● **Goal**:
Leave out the pictures and return every entry exactly as it appears.

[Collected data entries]
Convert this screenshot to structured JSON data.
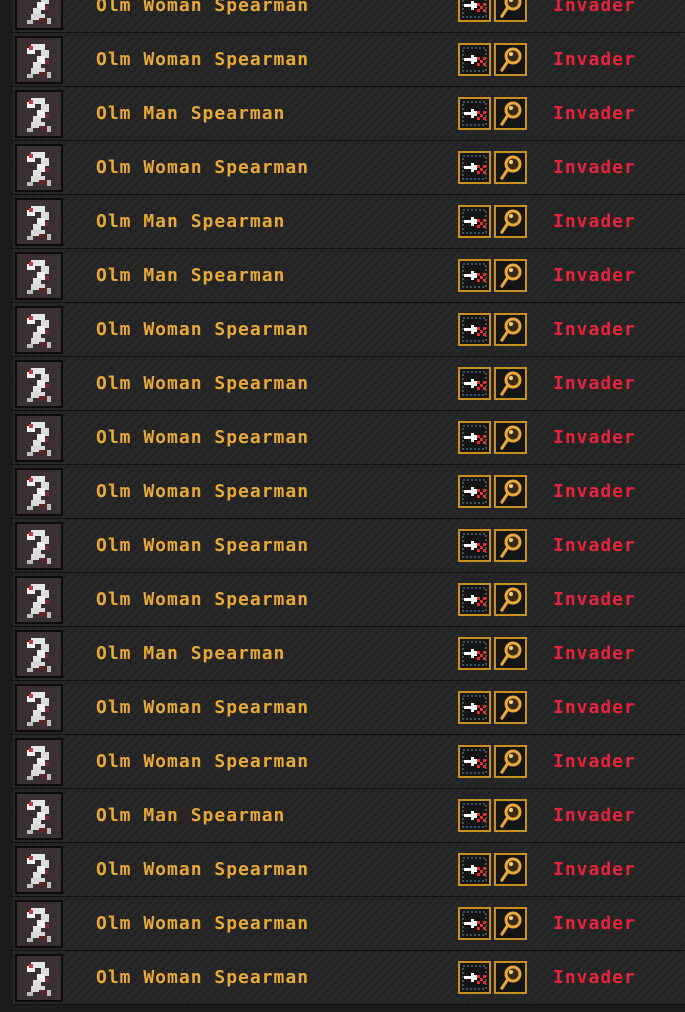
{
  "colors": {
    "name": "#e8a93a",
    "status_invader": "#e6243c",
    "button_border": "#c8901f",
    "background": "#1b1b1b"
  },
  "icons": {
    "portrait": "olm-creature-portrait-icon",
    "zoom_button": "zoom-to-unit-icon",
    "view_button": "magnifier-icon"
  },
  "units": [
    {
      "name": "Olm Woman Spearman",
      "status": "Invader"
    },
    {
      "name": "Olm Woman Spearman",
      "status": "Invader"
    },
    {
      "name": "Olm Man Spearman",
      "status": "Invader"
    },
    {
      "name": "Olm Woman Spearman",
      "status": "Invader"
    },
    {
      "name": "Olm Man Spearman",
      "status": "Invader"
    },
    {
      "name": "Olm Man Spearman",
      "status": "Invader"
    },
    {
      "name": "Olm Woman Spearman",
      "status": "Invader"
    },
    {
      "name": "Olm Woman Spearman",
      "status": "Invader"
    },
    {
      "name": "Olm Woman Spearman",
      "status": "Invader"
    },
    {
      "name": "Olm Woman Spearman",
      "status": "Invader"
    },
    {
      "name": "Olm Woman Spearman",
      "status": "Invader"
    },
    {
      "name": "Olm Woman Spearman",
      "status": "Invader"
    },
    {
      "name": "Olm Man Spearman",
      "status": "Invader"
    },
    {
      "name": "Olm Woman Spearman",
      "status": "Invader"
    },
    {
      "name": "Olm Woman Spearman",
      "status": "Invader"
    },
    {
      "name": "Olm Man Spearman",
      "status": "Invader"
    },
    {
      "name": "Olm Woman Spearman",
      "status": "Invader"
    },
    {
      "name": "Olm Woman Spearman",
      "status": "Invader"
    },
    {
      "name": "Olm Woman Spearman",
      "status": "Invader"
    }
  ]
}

● **Result for this exercise**:
Convert this screenshot to structured JSON data.
{
  "colors": {
    "name": "#e8a93a",
    "status_invader": "#e6243c",
    "button_border": "#c8901f",
    "background": "#1b1b1b"
  },
  "icons": {
    "portrait": "olm-creature-portrait-icon",
    "zoom_button": "zoom-to-unit-icon",
    "view_button": "magnifier-icon"
  },
  "units": [
    {
      "name": "Olm Woman Spearman",
      "status": "Invader"
    },
    {
      "name": "Olm Woman Spearman",
      "status": "Invader"
    },
    {
      "name": "Olm Man Spearman",
      "status": "Invader"
    },
    {
      "name": "Olm Woman Spearman",
      "status": "Invader"
    },
    {
      "name": "Olm Man Spearman",
      "status": "Invader"
    },
    {
      "name": "Olm Man Spearman",
      "status": "Invader"
    },
    {
      "name": "Olm Woman Spearman",
      "status": "Invader"
    },
    {
      "name": "Olm Woman Spearman",
      "status": "Invader"
    },
    {
      "name": "Olm Woman Spearman",
      "status": "Invader"
    },
    {
      "name": "Olm Woman Spearman",
      "status": "Invader"
    },
    {
      "name": "Olm Woman Spearman",
      "status": "Invader"
    },
    {
      "name": "Olm Woman Spearman",
      "status": "Invader"
    },
    {
      "name": "Olm Man Spearman",
      "status": "Invader"
    },
    {
      "name": "Olm Woman Spearman",
      "status": "Invader"
    },
    {
      "name": "Olm Woman Spearman",
      "status": "Invader"
    },
    {
      "name": "Olm Man Spearman",
      "status": "Invader"
    },
    {
      "name": "Olm Woman Spearman",
      "status": "Invader"
    },
    {
      "name": "Olm Woman Spearman",
      "status": "Invader"
    },
    {
      "name": "Olm Woman Spearman",
      "status": "Invader"
    }
  ]
}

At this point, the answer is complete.